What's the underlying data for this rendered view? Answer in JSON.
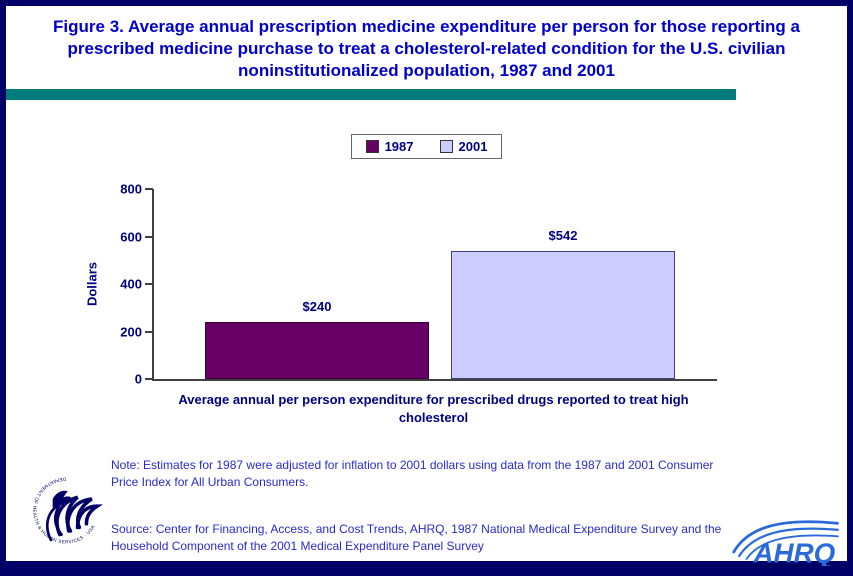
{
  "page": {
    "title": "Figure 3. Average annual prescription medicine expenditure per person for those reporting a prescribed medicine purchase to treat a cholesterol-related condition for the U.S. civilian noninstitutionalized population, 1987 and 2001",
    "note": "Note: Estimates for 1987 were adjusted for inflation to 2001 dollars using data from the 1987 and 2001 Consumer Price Index for All Urban Consumers.",
    "source": "Source: Center for Financing, Access, and Cost Trends, AHRQ, 1987 National Medical Expenditure Survey and the Household Component of the 2001 Medical Expenditure Panel Survey"
  },
  "legend": {
    "items": [
      {
        "label": "1987",
        "color": "#660066"
      },
      {
        "label": "2001",
        "color": "#CCCCFF"
      }
    ]
  },
  "chart_data": {
    "type": "bar",
    "categories": [
      "1987",
      "2001"
    ],
    "values": [
      240,
      542
    ],
    "value_labels": [
      "$240",
      "$542"
    ],
    "colors": [
      "#660066",
      "#CCCCFF"
    ],
    "bar_border_colors": [
      "#3A003A",
      "#404080"
    ],
    "title": "",
    "xlabel": "Average annual per person expenditure for prescribed drugs reported to treat high cholesterol",
    "ylabel": "Dollars",
    "ylim": [
      0,
      800
    ],
    "yticks": [
      0,
      200,
      400,
      600,
      800
    ],
    "grid": false,
    "legend_position": "top-center"
  },
  "logos": {
    "ahrq_text": "AHRQ",
    "hhs_seal_text": "DEPARTMENT OF HEALTH & HUMAN SERVICES · USA"
  },
  "colors": {
    "border_navy": "#000066",
    "divider_teal": "#007C7C",
    "title_blue": "#0000CC",
    "chart_navy": "#000080",
    "ahrq_blue": "#2B6BD9"
  }
}
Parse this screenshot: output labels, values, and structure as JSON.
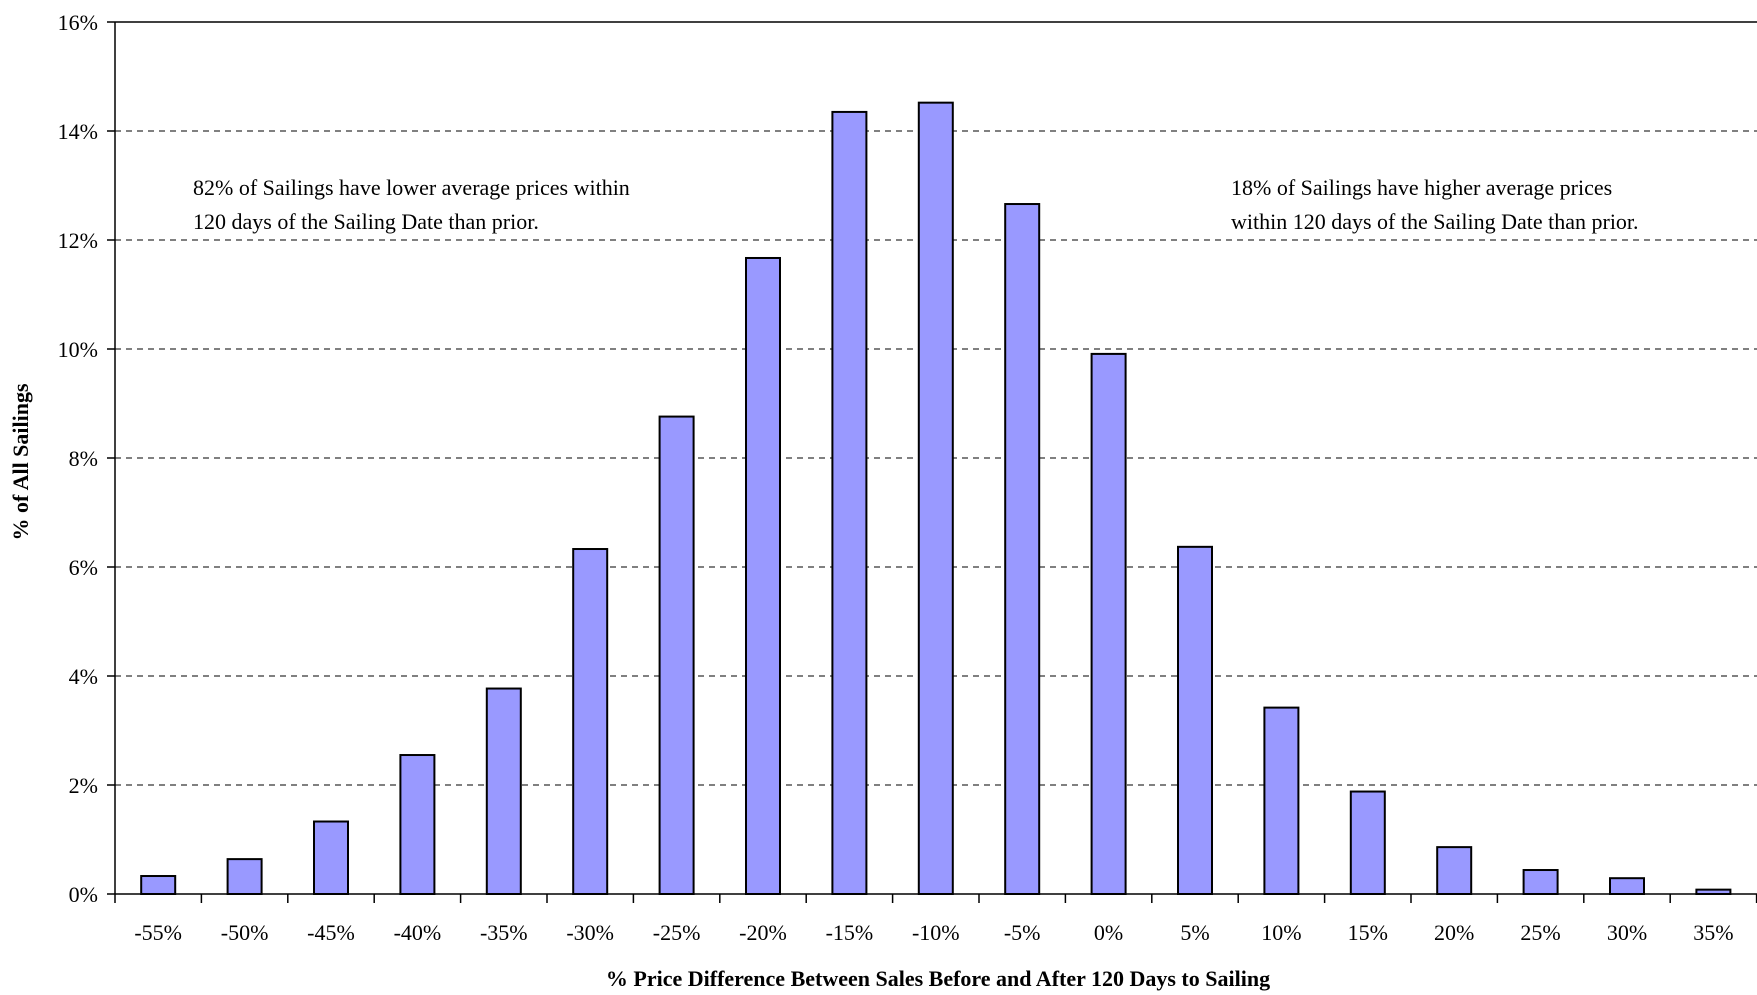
{
  "chart_data": {
    "type": "bar",
    "categories": [
      "-55%",
      "-50%",
      "-45%",
      "-40%",
      "-35%",
      "-30%",
      "-25%",
      "-20%",
      "-15%",
      "-10%",
      "-5%",
      "0%",
      "5%",
      "10%",
      "15%",
      "20%",
      "25%",
      "30%",
      "35%"
    ],
    "values": [
      0.33,
      0.64,
      1.33,
      2.55,
      3.77,
      6.33,
      8.76,
      11.67,
      14.35,
      14.52,
      12.66,
      9.91,
      6.37,
      3.42,
      1.88,
      0.86,
      0.44,
      0.29,
      0.08
    ],
    "xlabel": "% Price Difference Between Sales Before and After 120 Days to Sailing",
    "ylabel": "% of All Sailings",
    "ylim": [
      0,
      16
    ],
    "yticks": [
      "0%",
      "2%",
      "4%",
      "6%",
      "8%",
      "10%",
      "12%",
      "14%",
      "16%"
    ],
    "grid": true,
    "annotations": [
      {
        "lines": [
          "82% of Sailings have lower average prices within",
          "120 days of the Sailing Date than prior."
        ]
      },
      {
        "lines": [
          "18% of Sailings have higher average prices",
          "within 120 days of the Sailing Date than prior."
        ]
      }
    ],
    "colors": {
      "bar": "#9999ff",
      "bar_edge": "#000000"
    }
  }
}
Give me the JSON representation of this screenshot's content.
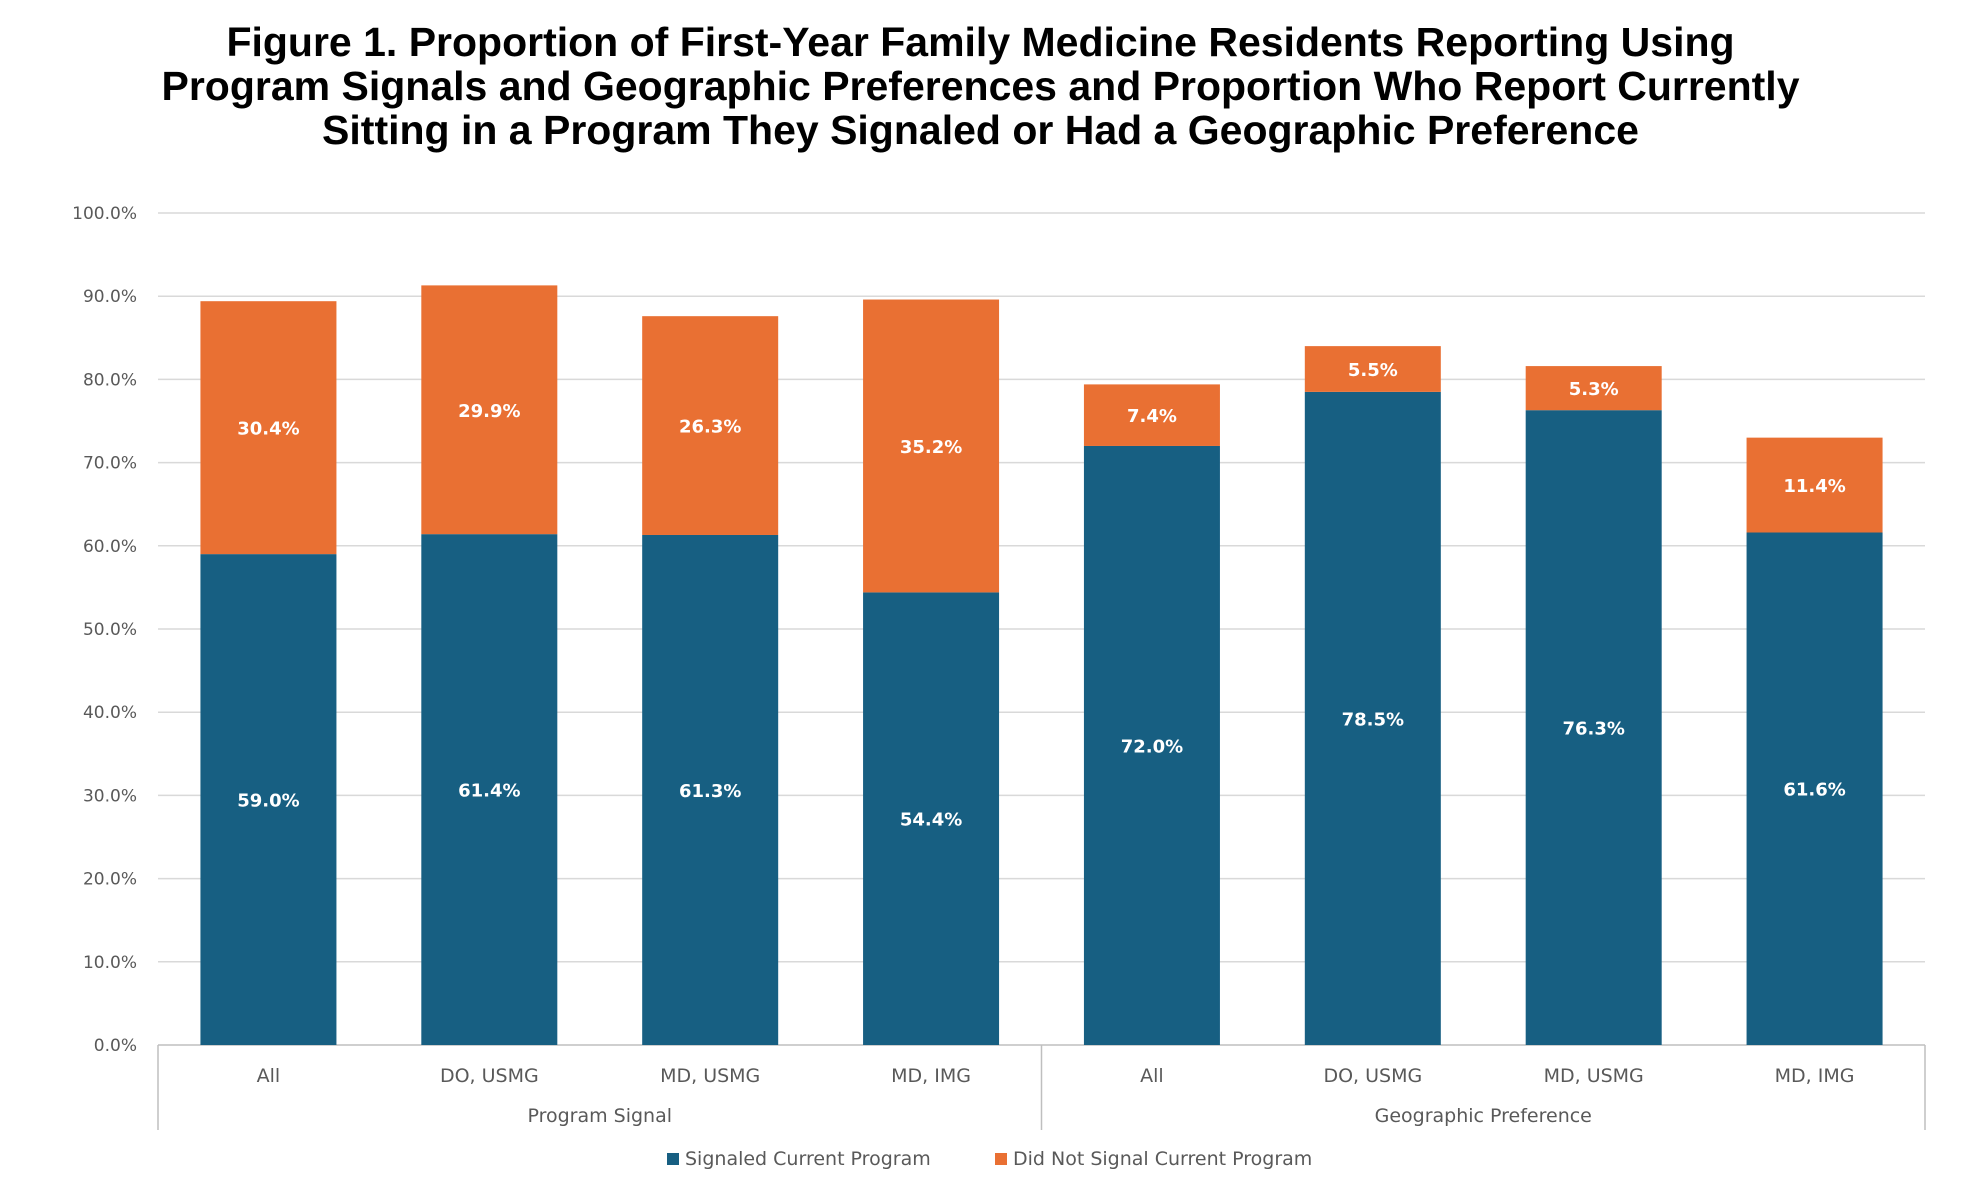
{
  "chart_data": {
    "type": "bar",
    "stacked": true,
    "title_lines": [
      "Figure 1. Proportion of First-Year Family Medicine Residents Reporting Using",
      "Program Signals and Geographic Preferences and Proportion Who Report Currently",
      "Sitting in a Program They Signaled or Had a Geographic Preference"
    ],
    "title": "Figure 1. Proportion of First-Year Family Medicine Residents Reporting Using Program Signals and Geographic Preferences and Proportion Who Report Currently Sitting in a Program They Signaled or Had a Geographic Preference",
    "xlabel": "",
    "ylabel": "",
    "ylim": [
      0,
      100
    ],
    "yticks": [
      0,
      10,
      20,
      30,
      40,
      50,
      60,
      70,
      80,
      90,
      100
    ],
    "ytick_labels": [
      "0.0%",
      "10.0%",
      "20.0%",
      "30.0%",
      "40.0%",
      "50.0%",
      "60.0%",
      "70.0%",
      "80.0%",
      "90.0%",
      "100.0%"
    ],
    "grid": true,
    "legend_position": "bottom",
    "groups": [
      {
        "label": "Program Signal",
        "categories": [
          "All",
          "DO, USMG",
          "MD, USMG",
          "MD, IMG"
        ]
      },
      {
        "label": "Geographic Preference",
        "categories": [
          "All",
          "DO, USMG",
          "MD, USMG",
          "MD, IMG"
        ]
      }
    ],
    "series": [
      {
        "name": "Signaled Current Program",
        "color": "#175f82",
        "values": [
          59.0,
          61.4,
          61.3,
          54.4,
          72.0,
          78.5,
          76.3,
          61.6
        ],
        "labels": [
          "59.0%",
          "61.4%",
          "61.3%",
          "54.4%",
          "72.0%",
          "78.5%",
          "76.3%",
          "61.6%"
        ]
      },
      {
        "name": "Did Not Signal Current Program",
        "color": "#e97033",
        "values": [
          30.4,
          29.9,
          26.3,
          35.2,
          7.4,
          5.5,
          5.3,
          11.4
        ],
        "labels": [
          "30.4%",
          "29.9%",
          "26.3%",
          "35.2%",
          "7.4%",
          "5.5%",
          "5.3%",
          "11.4%"
        ]
      }
    ]
  }
}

++++++++

PROBLEM TO WORK ON. Return the material exactly as given, apart from the pictures.

RESULT OF THE EXERCISE.
What's the underlying data for this rendered view? Answer in JSON.
{
  "page": {
    "title": "Figure 3. Average annual prescription medicine expenditure per person for those reporting a prescribed medicine purchase to treat a cholesterol-related condition for the U.S. civilian noninstitutionalized population, 1987 and 2001",
    "note": "Note: Estimates for 1987 were adjusted for inflation to 2001 dollars using data from the 1987 and 2001 Consumer Price Index for All Urban Consumers.",
    "source": "Source: Center for Financing, Access, and Cost Trends, AHRQ, 1987 National Medical Expenditure Survey and the Household Component of the 2001 Medical Expenditure Panel Survey"
  },
  "legend": {
    "items": [
      {
        "label": "1987",
        "color": "#660066"
      },
      {
        "label": "2001",
        "color": "#CCCCFF"
      }
    ]
  },
  "chart_data": {
    "type": "bar",
    "categories": [
      "1987",
      "2001"
    ],
    "values": [
      240,
      542
    ],
    "value_labels": [
      "$240",
      "$542"
    ],
    "colors": [
      "#660066",
      "#CCCCFF"
    ],
    "bar_border_colors": [
      "#3A003A",
      "#404080"
    ],
    "title": "",
    "xlabel": "Average annual per person expenditure for prescribed drugs reported to treat high cholesterol",
    "ylabel": "Dollars",
    "ylim": [
      0,
      800
    ],
    "yticks": [
      0,
      200,
      400,
      600,
      800
    ],
    "grid": false,
    "legend_position": "top-center"
  },
  "logos": {
    "ahrq_text": "AHRQ",
    "hhs_seal_text": "DEPARTMENT OF HEALTH & HUMAN SERVICES · USA"
  },
  "colors": {
    "border_navy": "#000066",
    "divider_teal": "#007C7C",
    "title_blue": "#0000CC",
    "chart_navy": "#000080",
    "ahrq_blue": "#2B6BD9"
  }
}
Parse this screenshot: output labels, values, and structure as JSON.
{
  "chart_data": {
    "type": "bar",
    "categories": [
      "-55%",
      "-50%",
      "-45%",
      "-40%",
      "-35%",
      "-30%",
      "-25%",
      "-20%",
      "-15%",
      "-10%",
      "-5%",
      "0%",
      "5%",
      "10%",
      "15%",
      "20%",
      "25%",
      "30%",
      "35%"
    ],
    "values": [
      0.33,
      0.64,
      1.33,
      2.55,
      3.77,
      6.33,
      8.76,
      11.67,
      14.35,
      14.52,
      12.66,
      9.91,
      6.37,
      3.42,
      1.88,
      0.86,
      0.44,
      0.29,
      0.08
    ],
    "xlabel": "% Price Difference Between Sales Before and After 120 Days to Sailing",
    "ylabel": "% of All Sailings",
    "ylim": [
      0,
      16
    ],
    "yticks": [
      "0%",
      "2%",
      "4%",
      "6%",
      "8%",
      "10%",
      "12%",
      "14%",
      "16%"
    ],
    "grid": true,
    "annotations": [
      {
        "lines": [
          "82% of Sailings have lower average prices within",
          "120 days of the Sailing Date than prior."
        ]
      },
      {
        "lines": [
          "18% of Sailings have higher average prices",
          "within 120 days of the Sailing Date than prior."
        ]
      }
    ],
    "colors": {
      "bar": "#9999ff",
      "bar_edge": "#000000"
    }
  }
}
Give me the JSON representation of this screenshot's content.
{
  "chart_data": {
    "type": "bar",
    "stacked": true,
    "title_lines": [
      "Figure 1. Proportion of First-Year Family Medicine Residents Reporting Using",
      "Program Signals and Geographic Preferences and Proportion Who Report Currently",
      "Sitting in a Program They Signaled or Had a Geographic Preference"
    ],
    "title": "Figure 1. Proportion of First-Year Family Medicine Residents Reporting Using Program Signals and Geographic Preferences and Proportion Who Report Currently Sitting in a Program They Signaled or Had a Geographic Preference",
    "xlabel": "",
    "ylabel": "",
    "ylim": [
      0,
      100
    ],
    "yticks": [
      0,
      10,
      20,
      30,
      40,
      50,
      60,
      70,
      80,
      90,
      100
    ],
    "ytick_labels": [
      "0.0%",
      "10.0%",
      "20.0%",
      "30.0%",
      "40.0%",
      "50.0%",
      "60.0%",
      "70.0%",
      "80.0%",
      "90.0%",
      "100.0%"
    ],
    "grid": true,
    "legend_position": "bottom",
    "groups": [
      {
        "label": "Program Signal",
        "categories": [
          "All",
          "DO, USMG",
          "MD, USMG",
          "MD, IMG"
        ]
      },
      {
        "label": "Geographic Preference",
        "categories": [
          "All",
          "DO, USMG",
          "MD, USMG",
          "MD, IMG"
        ]
      }
    ],
    "series": [
      {
        "name": "Signaled Current Program",
        "color": "#175f82",
        "values": [
          59.0,
          61.4,
          61.3,
          54.4,
          72.0,
          78.5,
          76.3,
          61.6
        ],
        "labels": [
          "59.0%",
          "61.4%",
          "61.3%",
          "54.4%",
          "72.0%",
          "78.5%",
          "76.3%",
          "61.6%"
        ]
      },
      {
        "name": "Did Not Signal Current Program",
        "color": "#e97033",
        "values": [
          30.4,
          29.9,
          26.3,
          35.2,
          7.4,
          5.5,
          5.3,
          11.4
        ],
        "labels": [
          "30.4%",
          "29.9%",
          "26.3%",
          "35.2%",
          "7.4%",
          "5.5%",
          "5.3%",
          "11.4%"
        ]
      }
    ]
  }
}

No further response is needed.